Search the material below for the string "nieruchomych" and list each line that holds it.

**Raw data**
__________________________________________________
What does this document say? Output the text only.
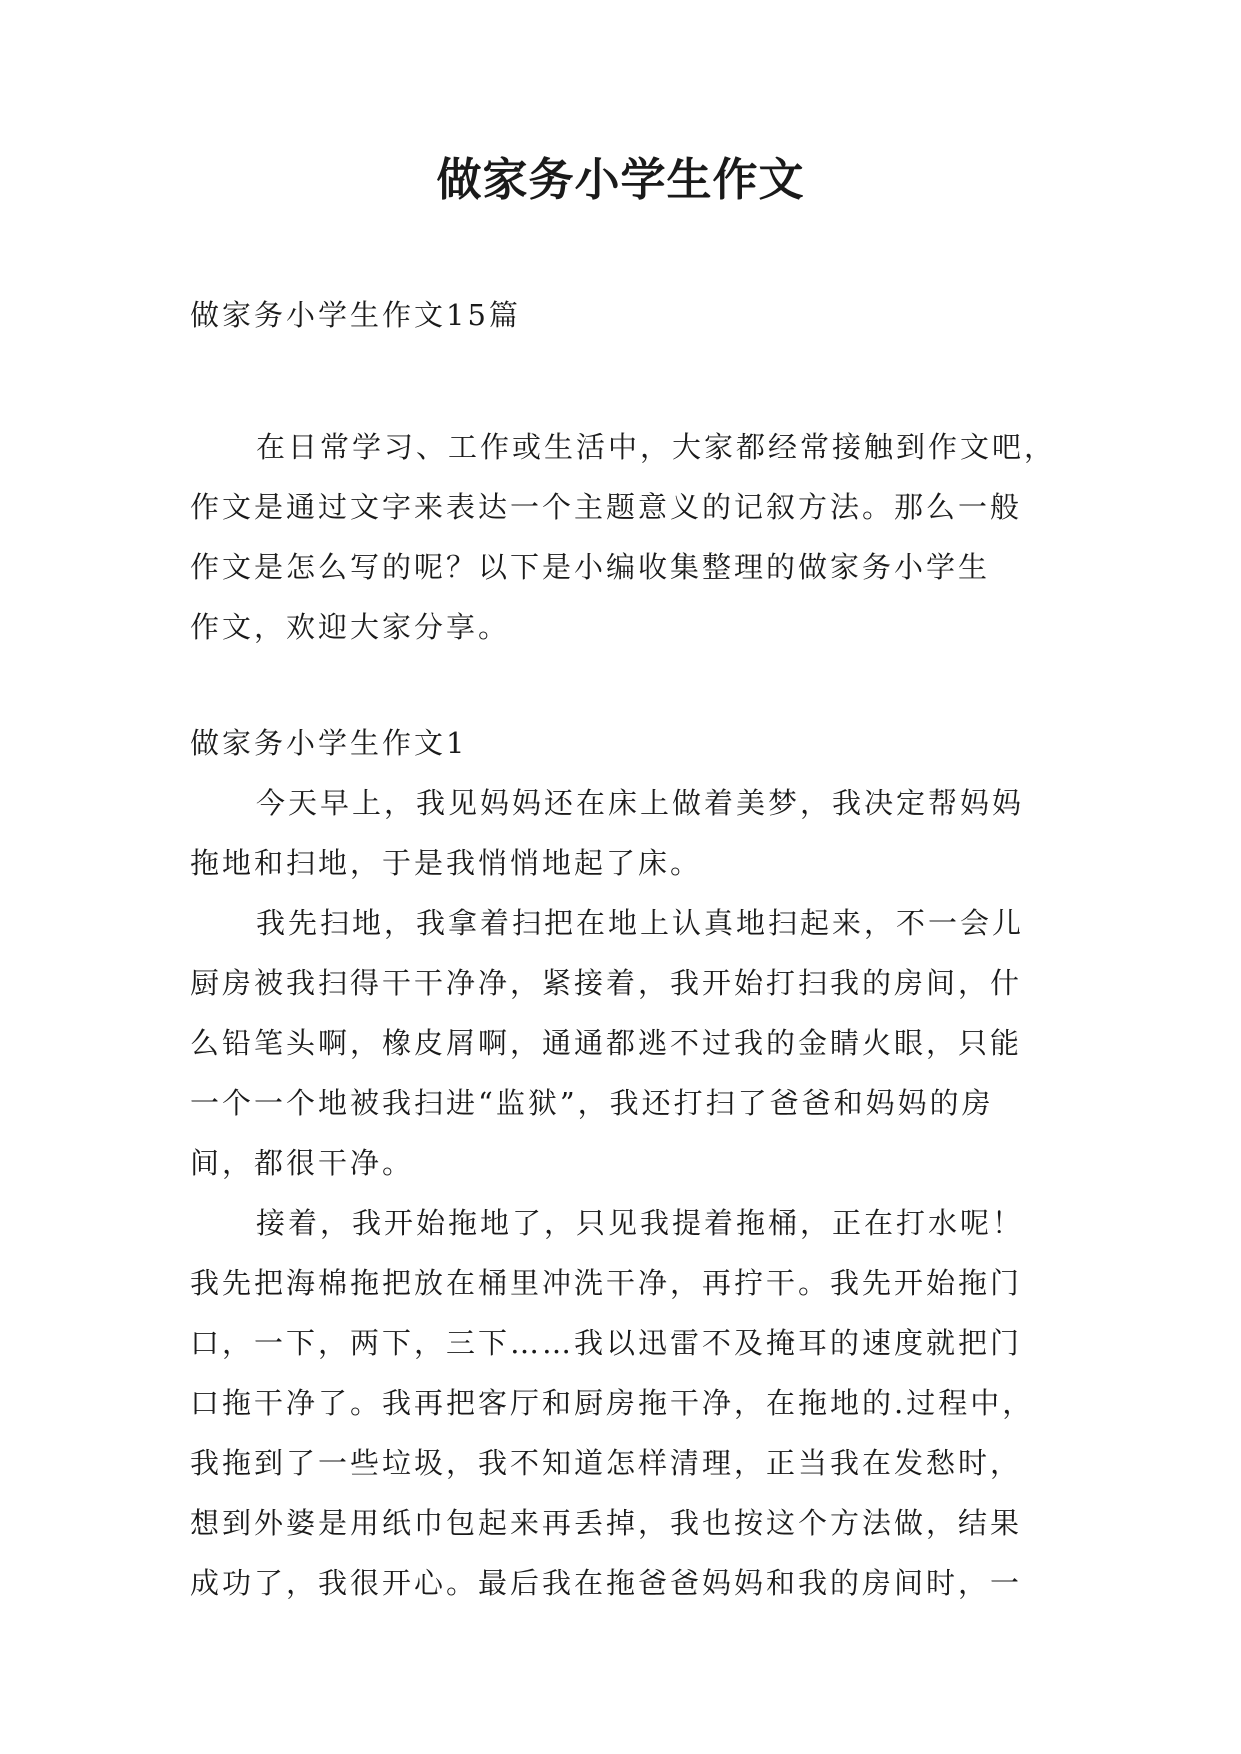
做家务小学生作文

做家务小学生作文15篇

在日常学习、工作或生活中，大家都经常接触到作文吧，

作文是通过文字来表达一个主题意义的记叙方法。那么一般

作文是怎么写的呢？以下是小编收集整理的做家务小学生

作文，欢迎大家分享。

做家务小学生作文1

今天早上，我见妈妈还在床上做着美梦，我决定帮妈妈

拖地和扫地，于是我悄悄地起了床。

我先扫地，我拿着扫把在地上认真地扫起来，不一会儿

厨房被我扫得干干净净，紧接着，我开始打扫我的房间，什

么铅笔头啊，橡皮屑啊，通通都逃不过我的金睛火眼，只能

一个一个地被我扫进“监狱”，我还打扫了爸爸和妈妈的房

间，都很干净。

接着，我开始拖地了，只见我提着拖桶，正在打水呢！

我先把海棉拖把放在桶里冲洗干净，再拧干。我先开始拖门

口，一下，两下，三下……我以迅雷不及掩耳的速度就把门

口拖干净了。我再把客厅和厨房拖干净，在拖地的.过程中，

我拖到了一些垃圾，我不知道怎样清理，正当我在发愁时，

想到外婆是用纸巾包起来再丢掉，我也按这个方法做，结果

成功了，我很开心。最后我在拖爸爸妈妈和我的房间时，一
__________________________________________________
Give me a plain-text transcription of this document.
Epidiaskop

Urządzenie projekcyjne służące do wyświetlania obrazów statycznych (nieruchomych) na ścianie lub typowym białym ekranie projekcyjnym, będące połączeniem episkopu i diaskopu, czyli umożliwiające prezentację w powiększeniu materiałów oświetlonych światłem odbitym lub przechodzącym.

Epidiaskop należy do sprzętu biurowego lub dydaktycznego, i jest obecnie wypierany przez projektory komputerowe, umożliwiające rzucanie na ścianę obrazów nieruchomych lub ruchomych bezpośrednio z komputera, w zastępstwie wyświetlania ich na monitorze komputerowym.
__________________________________________________
**Final result**
Urządzenie projekcyjne służące do wyświetlania obrazów statycznych (nieruchomych) na ścianie lub typowym białym ekranie projekcyjnym, będące połączeniem episkopu i diaskopu, czyli umożliwiające prezentację w powiększeniu materiałów oświetlonych światłem odbitym lub przechodzącym.
Epidiaskop należy do sprzętu biurowego lub dydaktycznego, i jest obecnie wypierany przez projektory komputerowe, umożliwiające rzucanie na ścianę obrazów nieruchomych lub ruchomych bezpośrednio z komputera, w zastępstwie wyświetlania ich na monitorze komputerowym.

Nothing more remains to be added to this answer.